◆ PROVIDED MATERIAL ◆
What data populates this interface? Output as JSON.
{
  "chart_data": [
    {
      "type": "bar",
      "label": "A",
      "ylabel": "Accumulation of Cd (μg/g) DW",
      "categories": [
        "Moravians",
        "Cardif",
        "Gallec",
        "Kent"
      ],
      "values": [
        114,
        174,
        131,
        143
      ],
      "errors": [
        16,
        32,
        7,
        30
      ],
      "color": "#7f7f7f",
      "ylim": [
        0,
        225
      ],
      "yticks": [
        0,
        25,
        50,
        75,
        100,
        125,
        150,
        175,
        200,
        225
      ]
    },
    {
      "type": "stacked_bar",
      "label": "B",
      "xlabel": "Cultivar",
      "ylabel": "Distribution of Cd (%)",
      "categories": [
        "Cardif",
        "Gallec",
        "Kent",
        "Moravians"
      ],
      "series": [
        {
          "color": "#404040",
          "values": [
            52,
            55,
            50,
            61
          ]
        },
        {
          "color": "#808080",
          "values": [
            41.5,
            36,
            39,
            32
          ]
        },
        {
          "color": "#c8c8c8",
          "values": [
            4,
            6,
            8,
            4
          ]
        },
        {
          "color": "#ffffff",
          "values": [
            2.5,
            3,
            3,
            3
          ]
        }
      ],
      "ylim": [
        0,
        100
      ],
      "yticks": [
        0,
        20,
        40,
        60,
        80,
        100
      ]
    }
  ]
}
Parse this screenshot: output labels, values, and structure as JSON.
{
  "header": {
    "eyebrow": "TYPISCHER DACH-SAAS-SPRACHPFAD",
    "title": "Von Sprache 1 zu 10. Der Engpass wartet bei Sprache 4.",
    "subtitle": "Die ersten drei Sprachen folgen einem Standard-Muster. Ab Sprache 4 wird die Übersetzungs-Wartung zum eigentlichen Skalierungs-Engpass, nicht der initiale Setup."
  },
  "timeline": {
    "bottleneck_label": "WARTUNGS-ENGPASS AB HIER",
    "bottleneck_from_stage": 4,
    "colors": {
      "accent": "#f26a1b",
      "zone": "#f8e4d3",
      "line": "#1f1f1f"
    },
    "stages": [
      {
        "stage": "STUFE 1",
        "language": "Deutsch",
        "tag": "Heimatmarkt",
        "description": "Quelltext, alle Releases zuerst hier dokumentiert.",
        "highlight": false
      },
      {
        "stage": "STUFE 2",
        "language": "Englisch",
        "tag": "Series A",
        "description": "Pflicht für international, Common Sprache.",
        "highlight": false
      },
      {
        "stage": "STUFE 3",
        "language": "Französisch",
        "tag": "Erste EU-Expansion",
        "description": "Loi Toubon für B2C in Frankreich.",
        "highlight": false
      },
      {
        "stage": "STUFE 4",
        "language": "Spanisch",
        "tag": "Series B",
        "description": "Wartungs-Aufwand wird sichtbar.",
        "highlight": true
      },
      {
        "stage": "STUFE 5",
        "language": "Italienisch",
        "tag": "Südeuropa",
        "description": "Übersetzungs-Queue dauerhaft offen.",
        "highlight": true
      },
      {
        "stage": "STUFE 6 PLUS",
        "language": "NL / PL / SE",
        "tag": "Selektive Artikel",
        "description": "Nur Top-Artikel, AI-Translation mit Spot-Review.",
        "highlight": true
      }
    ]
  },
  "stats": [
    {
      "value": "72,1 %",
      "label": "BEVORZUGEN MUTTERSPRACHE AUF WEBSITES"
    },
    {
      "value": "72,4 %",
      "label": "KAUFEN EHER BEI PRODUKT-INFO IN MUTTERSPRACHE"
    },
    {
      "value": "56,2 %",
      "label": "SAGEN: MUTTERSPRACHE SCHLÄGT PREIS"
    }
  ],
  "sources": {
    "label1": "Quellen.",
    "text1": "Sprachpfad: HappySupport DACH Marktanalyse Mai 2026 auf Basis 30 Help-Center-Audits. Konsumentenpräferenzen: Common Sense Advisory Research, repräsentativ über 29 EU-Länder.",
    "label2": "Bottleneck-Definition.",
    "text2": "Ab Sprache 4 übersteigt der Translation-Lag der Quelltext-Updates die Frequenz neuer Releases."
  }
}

◆ EXERCISE GOAL ◆
Of the lines in the data, how many hold the string "ylabel"? State the number, nothing else.

◆ COMPLETED TASK ◆
2